__Task description__.
Extract all of the entries and set them down verbatim.

** BEGIN **

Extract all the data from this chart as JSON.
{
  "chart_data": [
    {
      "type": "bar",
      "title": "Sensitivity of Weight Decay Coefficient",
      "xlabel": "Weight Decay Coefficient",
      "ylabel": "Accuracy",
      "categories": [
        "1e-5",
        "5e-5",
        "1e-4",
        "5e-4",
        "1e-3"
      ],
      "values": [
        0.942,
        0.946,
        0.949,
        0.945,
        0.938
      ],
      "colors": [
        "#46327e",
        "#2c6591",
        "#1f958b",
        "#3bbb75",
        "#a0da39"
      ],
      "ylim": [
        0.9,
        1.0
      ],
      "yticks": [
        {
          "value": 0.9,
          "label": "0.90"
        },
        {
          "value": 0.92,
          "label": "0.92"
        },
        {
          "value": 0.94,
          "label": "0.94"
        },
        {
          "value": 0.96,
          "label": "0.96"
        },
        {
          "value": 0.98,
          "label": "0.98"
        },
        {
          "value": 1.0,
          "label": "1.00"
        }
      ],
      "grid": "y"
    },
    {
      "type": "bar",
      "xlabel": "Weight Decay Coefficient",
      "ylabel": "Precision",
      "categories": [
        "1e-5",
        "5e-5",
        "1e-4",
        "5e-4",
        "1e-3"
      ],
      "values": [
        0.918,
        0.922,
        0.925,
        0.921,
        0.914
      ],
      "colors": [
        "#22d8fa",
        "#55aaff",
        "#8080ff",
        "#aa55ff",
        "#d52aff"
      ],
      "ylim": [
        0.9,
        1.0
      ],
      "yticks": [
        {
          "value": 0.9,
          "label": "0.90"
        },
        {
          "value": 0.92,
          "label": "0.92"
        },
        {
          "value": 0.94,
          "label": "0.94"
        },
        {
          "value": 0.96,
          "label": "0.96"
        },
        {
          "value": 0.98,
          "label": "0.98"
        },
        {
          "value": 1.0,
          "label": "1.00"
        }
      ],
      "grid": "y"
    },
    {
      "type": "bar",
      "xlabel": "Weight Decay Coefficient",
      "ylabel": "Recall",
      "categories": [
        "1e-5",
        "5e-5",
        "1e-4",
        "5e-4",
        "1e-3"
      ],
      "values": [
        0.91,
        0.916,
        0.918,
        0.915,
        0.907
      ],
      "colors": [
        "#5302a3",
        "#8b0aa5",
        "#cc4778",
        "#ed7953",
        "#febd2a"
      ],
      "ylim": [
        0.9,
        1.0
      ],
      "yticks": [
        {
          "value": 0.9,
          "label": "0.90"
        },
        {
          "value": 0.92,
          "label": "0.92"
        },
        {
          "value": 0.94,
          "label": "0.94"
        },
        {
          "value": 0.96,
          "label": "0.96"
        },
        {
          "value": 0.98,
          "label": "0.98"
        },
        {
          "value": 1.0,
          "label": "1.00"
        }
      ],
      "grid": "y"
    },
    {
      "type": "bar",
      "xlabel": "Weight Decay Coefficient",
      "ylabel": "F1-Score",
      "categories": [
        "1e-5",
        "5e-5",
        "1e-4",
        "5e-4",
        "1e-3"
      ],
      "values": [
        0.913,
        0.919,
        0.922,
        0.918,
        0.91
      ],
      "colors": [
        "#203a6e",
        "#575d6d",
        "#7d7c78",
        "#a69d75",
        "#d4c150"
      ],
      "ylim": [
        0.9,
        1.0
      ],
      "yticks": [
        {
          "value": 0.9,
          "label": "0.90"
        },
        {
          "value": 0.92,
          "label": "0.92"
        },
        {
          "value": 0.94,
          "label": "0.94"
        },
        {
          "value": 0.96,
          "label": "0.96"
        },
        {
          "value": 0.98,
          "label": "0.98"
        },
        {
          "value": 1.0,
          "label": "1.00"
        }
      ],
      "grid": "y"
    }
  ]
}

** END **

__Result of this task__.
Extract all the data from this chart as JSON.
{
  "chart_data": [
    {
      "type": "bar",
      "title": "Sensitivity of Weight Decay Coefficient",
      "xlabel": "Weight Decay Coefficient",
      "ylabel": "Accuracy",
      "categories": [
        "1e-5",
        "5e-5",
        "1e-4",
        "5e-4",
        "1e-3"
      ],
      "values": [
        0.942,
        0.946,
        0.949,
        0.945,
        0.938
      ],
      "colors": [
        "#46327e",
        "#2c6591",
        "#1f958b",
        "#3bbb75",
        "#a0da39"
      ],
      "ylim": [
        0.9,
        1.0
      ],
      "yticks": [
        {
          "value": 0.9,
          "label": "0.90"
        },
        {
          "value": 0.92,
          "label": "0.92"
        },
        {
          "value": 0.94,
          "label": "0.94"
        },
        {
          "value": 0.96,
          "label": "0.96"
        },
        {
          "value": 0.98,
          "label": "0.98"
        },
        {
          "value": 1.0,
          "label": "1.00"
        }
      ],
      "grid": "y"
    },
    {
      "type": "bar",
      "xlabel": "Weight Decay Coefficient",
      "ylabel": "Precision",
      "categories": [
        "1e-5",
        "5e-5",
        "1e-4",
        "5e-4",
        "1e-3"
      ],
      "values": [
        0.918,
        0.922,
        0.925,
        0.921,
        0.914
      ],
      "colors": [
        "#22d8fa",
        "#55aaff",
        "#8080ff",
        "#aa55ff",
        "#d52aff"
      ],
      "ylim": [
        0.9,
        1.0
      ],
      "yticks": [
        {
          "value": 0.9,
          "label": "0.90"
        },
        {
          "value": 0.92,
          "label": "0.92"
        },
        {
          "value": 0.94,
          "label": "0.94"
        },
        {
          "value": 0.96,
          "label": "0.96"
        },
        {
          "value": 0.98,
          "label": "0.98"
        },
        {
          "value": 1.0,
          "label": "1.00"
        }
      ],
      "grid": "y"
    },
    {
      "type": "bar",
      "xlabel": "Weight Decay Coefficient",
      "ylabel": "Recall",
      "categories": [
        "1e-5",
        "5e-5",
        "1e-4",
        "5e-4",
        "1e-3"
      ],
      "values": [
        0.91,
        0.916,
        0.918,
        0.915,
        0.907
      ],
      "colors": [
        "#5302a3",
        "#8b0aa5",
        "#cc4778",
        "#ed7953",
        "#febd2a"
      ],
      "ylim": [
        0.9,
        1.0
      ],
      "yticks": [
        {
          "value": 0.9,
          "label": "0.90"
        },
        {
          "value": 0.92,
          "label": "0.92"
        },
        {
          "value": 0.94,
          "label": "0.94"
        },
        {
          "value": 0.96,
          "label": "0.96"
        },
        {
          "value": 0.98,
          "label": "0.98"
        },
        {
          "value": 1.0,
          "label": "1.00"
        }
      ],
      "grid": "y"
    },
    {
      "type": "bar",
      "xlabel": "Weight Decay Coefficient",
      "ylabel": "F1-Score",
      "categories": [
        "1e-5",
        "5e-5",
        "1e-4",
        "5e-4",
        "1e-3"
      ],
      "values": [
        0.913,
        0.919,
        0.922,
        0.918,
        0.91
      ],
      "colors": [
        "#203a6e",
        "#575d6d",
        "#7d7c78",
        "#a69d75",
        "#d4c150"
      ],
      "ylim": [
        0.9,
        1.0
      ],
      "yticks": [
        {
          "value": 0.9,
          "label": "0.90"
        },
        {
          "value": 0.92,
          "label": "0.92"
        },
        {
          "value": 0.94,
          "label": "0.94"
        },
        {
          "value": 0.96,
          "label": "0.96"
        },
        {
          "value": 0.98,
          "label": "0.98"
        },
        {
          "value": 1.0,
          "label": "1.00"
        }
      ],
      "grid": "y"
    }
  ]
}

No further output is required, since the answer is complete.